## Start Passage to read

I'm posting this reply mainly to flag up to other people who might get themselves into the same position:
Building Guarantees

one of the things that people look for when they start considering building work is whether the builder offers a guarantee. No guarantee and they're not happy to give them the work. If there is a guarantee then they feel confident that they can give the builder the work and if problems develop that they will have recourse to a guarantee.

Here's the reality
Building guarantees are pretty well worthless.
You may have a 10 year guarantee or a lifetime guarantee but all that means is that you are receiving a contractual commitment to sort out any problems in the work if they develop. If you have a contract with somebody, that means that you are assuming that they will still be in existence and not only that but you will be able to find them and force them to carry out their contractual obligations.

Many building companies have a reputation for "Phoenixing". This means that they regularly go into liquidation and then re-emerge under a new name every couple of years or so or if there is some serious trouble brewing on the horizon.

Once the company has gone into liquidation then you have no contracting partner. It's gone and your guarantee is now absolutely worthless.

## End Passage to read

** Brief 1 **
Decide whether each statement agrees with the passage on building guarantees, answering yes or no and quoting the words of the passage that settle it.
(a) "Phoenixing" refers to a company going into liquidation and reappearing under a new name.
(b) A guarantee keeps its value after the company that gave it has gone into liquidation.
(c) People considering building work are generally content to hire a builder who offers no guarantee.
** Brief 2 **
Extend the passage on building guarantees with a further paragraph that picks up after its final sentence.

## Start Data shown

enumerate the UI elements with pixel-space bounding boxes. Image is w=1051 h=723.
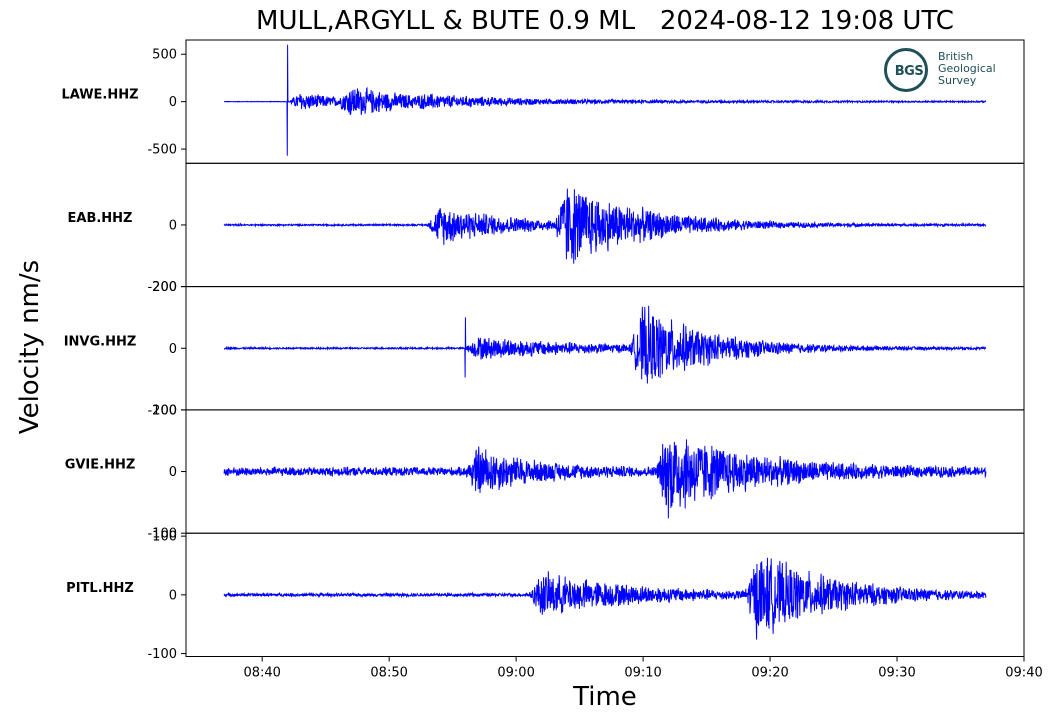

## End Data shown

** Task response 1 **
(a) Yes: "they regularly go into liquidation and then re-emerge under a new name every couple of years or so"
(b) No: "It's gone and your guarantee is now absolutely worthless."
(c) No: "No guarantee and they're not happy to give them the work."

** Task response 2 **
If you want a building guarantee then it must be "insurance backed". However, that doesn't mean it's okay. We've heard of some companies which claim that they give an insurance backed guarantee – but actually there is no insurance.

We get people on this forum you say that they have checked the company out and there is an insurance backed guarantee. This makes them feel confident.

There is no reported instance of anyone asking to see the insurance policy – and if there is one, telephoning the insurer to see whether the cover is really in place and whether it will cover the building work that they have in mind.

If you don't do this then you're taking a big risk.

If you undertake building work then you must make sure that any building guarantee is backed by insurance. You must see the insurance certificate and get a copy of it. You must contact the insurer and get written confirmation from them that the insurance is valid and that it will cover the kind of work that you are carrying out.

Only then can you risk going forward.